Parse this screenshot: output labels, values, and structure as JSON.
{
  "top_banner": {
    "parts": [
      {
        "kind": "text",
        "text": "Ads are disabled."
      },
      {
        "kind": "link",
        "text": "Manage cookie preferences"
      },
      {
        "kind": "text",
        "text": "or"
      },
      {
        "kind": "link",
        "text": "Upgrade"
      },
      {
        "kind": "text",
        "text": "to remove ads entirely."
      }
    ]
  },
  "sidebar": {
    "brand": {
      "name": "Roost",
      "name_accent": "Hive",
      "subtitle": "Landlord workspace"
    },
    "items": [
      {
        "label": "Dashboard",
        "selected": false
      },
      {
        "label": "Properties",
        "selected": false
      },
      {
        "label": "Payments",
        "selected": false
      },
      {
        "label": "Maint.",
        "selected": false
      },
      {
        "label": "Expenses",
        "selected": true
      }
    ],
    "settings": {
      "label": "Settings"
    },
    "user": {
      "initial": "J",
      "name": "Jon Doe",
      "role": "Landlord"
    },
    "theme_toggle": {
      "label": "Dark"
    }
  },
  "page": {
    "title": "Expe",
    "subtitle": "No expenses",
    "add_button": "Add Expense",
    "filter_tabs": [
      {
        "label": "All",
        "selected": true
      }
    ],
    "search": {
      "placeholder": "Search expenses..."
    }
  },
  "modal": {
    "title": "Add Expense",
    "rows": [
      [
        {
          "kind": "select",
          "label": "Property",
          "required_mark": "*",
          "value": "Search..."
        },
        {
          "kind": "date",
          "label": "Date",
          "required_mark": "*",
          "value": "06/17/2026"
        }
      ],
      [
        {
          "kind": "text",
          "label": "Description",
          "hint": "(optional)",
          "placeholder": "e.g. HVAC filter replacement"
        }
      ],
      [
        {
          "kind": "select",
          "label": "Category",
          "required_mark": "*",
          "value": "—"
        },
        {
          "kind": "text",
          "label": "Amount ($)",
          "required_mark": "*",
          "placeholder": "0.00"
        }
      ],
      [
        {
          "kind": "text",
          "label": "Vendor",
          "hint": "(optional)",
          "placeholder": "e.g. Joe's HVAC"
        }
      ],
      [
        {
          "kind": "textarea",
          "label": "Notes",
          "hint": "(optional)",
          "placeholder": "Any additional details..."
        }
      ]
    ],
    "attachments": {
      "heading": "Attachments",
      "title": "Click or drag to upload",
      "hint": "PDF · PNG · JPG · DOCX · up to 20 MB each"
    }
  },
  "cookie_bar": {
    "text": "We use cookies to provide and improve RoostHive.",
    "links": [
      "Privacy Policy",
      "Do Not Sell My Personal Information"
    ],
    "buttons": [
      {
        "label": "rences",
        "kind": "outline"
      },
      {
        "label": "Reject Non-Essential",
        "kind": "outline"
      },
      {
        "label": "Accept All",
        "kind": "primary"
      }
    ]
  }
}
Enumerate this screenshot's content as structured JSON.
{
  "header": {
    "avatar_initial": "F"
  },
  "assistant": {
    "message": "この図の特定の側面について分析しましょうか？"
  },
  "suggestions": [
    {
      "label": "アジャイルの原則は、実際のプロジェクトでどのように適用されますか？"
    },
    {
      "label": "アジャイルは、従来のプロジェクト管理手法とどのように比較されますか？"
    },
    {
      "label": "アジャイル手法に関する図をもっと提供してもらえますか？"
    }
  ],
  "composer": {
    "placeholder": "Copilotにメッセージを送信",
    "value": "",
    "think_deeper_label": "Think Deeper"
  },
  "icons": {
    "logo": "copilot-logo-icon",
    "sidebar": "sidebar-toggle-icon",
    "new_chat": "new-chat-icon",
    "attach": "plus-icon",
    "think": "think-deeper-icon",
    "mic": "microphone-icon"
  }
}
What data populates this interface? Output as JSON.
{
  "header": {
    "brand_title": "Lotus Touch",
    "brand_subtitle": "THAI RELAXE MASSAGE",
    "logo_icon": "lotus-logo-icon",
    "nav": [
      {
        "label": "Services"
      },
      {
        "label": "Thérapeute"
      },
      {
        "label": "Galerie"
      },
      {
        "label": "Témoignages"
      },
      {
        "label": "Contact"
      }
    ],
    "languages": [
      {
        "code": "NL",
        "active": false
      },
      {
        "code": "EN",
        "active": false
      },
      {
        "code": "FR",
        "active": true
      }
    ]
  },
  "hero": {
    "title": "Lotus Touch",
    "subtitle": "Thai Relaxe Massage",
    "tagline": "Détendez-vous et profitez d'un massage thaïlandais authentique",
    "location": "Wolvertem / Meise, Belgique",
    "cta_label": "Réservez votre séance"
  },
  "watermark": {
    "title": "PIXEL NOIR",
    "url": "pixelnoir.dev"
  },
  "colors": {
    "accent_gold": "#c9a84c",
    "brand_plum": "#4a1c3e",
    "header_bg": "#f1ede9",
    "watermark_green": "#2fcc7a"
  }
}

▸ Short task
Transcribe all entries exactly as they are given.

▸ Result for this task
Parse this screenshot: output labels, values, and structure as JSON.
{
  "top_banner": {
    "parts": [
      {
        "kind": "text",
        "text": "Ads are disabled."
      },
      {
        "kind": "link",
        "text": "Manage cookie preferences"
      },
      {
        "kind": "text",
        "text": "or"
      },
      {
        "kind": "link",
        "text": "Upgrade"
      },
      {
        "kind": "text",
        "text": "to remove ads entirely."
      }
    ]
  },
  "sidebar": {
    "brand": {
      "name": "Roost",
      "name_accent": "Hive",
      "subtitle": "Landlord workspace"
    },
    "items": [
      {
        "label": "Dashboard",
        "selected": false
      },
      {
        "label": "Properties",
        "selected": false
      },
      {
        "label": "Payments",
        "selected": false
      },
      {
        "label": "Maint.",
        "selected": false
      },
      {
        "label": "Expenses",
        "selected": true
      }
    ],
    "settings": {
      "label": "Settings"
    },
    "user": {
      "initial": "J",
      "name": "Jon Doe",
      "role": "Landlord"
    },
    "theme_toggle": {
      "label": "Dark"
    }
  },
  "page": {
    "title": "Expe",
    "subtitle": "No expenses",
    "add_button": "Add Expense",
    "filter_tabs": [
      {
        "label": "All",
        "selected": true
      }
    ],
    "search": {
      "placeholder": "Search expenses..."
    }
  },
  "modal": {
    "title": "Add Expense",
    "rows": [
      [
        {
          "kind": "select",
          "label": "Property",
          "required_mark": "*",
          "value": "Search..."
        },
        {
          "kind": "date",
          "label": "Date",
          "required_mark": "*",
          "value": "06/17/2026"
        }
      ],
      [
        {
          "kind": "text",
          "label": "Description",
          "hint": "(optional)",
          "placeholder": "e.g. HVAC filter replacement"
        }
      ],
      [
        {
          "kind": "select",
          "label": "Category",
          "required_mark": "*",
          "value": "—"
        },
        {
          "kind": "text",
          "label": "Amount ($)",
          "required_mark": "*",
          "placeholder": "0.00"
        }
      ],
      [
        {
          "kind": "text",
          "label": "Vendor",
          "hint": "(optional)",
          "placeholder": "e.g. Joe's HVAC"
        }
      ],
      [
        {
          "kind": "textarea",
          "label": "Notes",
          "hint": "(optional)",
          "placeholder": "Any additional details..."
        }
      ]
    ],
    "attachments": {
      "heading": "Attachments",
      "title": "Click or drag to upload",
      "hint": "PDF · PNG · JPG · DOCX · up to 20 MB each"
    }
  },
  "cookie_bar": {
    "text": "We use cookies to provide and improve RoostHive.",
    "links": [
      "Privacy Policy",
      "Do Not Sell My Personal Information"
    ],
    "buttons": [
      {
        "label": "rences",
        "kind": "outline"
      },
      {
        "label": "Reject Non-Essential",
        "kind": "outline"
      },
      {
        "label": "Accept All",
        "kind": "primary"
      }
    ]
  }
}
Enumerate this screenshot's content as structured JSON.
{
  "header": {
    "avatar_initial": "F"
  },
  "assistant": {
    "message": "この図の特定の側面について分析しましょうか？"
  },
  "suggestions": [
    {
      "label": "アジャイルの原則は、実際のプロジェクトでどのように適用されますか？"
    },
    {
      "label": "アジャイルは、従来のプロジェクト管理手法とどのように比較されますか？"
    },
    {
      "label": "アジャイル手法に関する図をもっと提供してもらえますか？"
    }
  ],
  "composer": {
    "placeholder": "Copilotにメッセージを送信",
    "value": "",
    "think_deeper_label": "Think Deeper"
  },
  "icons": {
    "logo": "copilot-logo-icon",
    "sidebar": "sidebar-toggle-icon",
    "new_chat": "new-chat-icon",
    "attach": "plus-icon",
    "think": "think-deeper-icon",
    "mic": "microphone-icon"
  }
}
What data populates this interface? Output as JSON.
{
  "header": {
    "brand_title": "Lotus Touch",
    "brand_subtitle": "THAI RELAXE MASSAGE",
    "logo_icon": "lotus-logo-icon",
    "nav": [
      {
        "label": "Services"
      },
      {
        "label": "Thérapeute"
      },
      {
        "label": "Galerie"
      },
      {
        "label": "Témoignages"
      },
      {
        "label": "Contact"
      }
    ],
    "languages": [
      {
        "code": "NL",
        "active": false
      },
      {
        "code": "EN",
        "active": false
      },
      {
        "code": "FR",
        "active": true
      }
    ]
  },
  "hero": {
    "title": "Lotus Touch",
    "subtitle": "Thai Relaxe Massage",
    "tagline": "Détendez-vous et profitez d'un massage thaïlandais authentique",
    "location": "Wolvertem / Meise, Belgique",
    "cta_label": "Réservez votre séance"
  },
  "watermark": {
    "title": "PIXEL NOIR",
    "url": "pixelnoir.dev"
  },
  "colors": {
    "accent_gold": "#c9a84c",
    "brand_plum": "#4a1c3e",
    "header_bg": "#f1ede9",
    "watermark_green": "#2fcc7a"
  }
}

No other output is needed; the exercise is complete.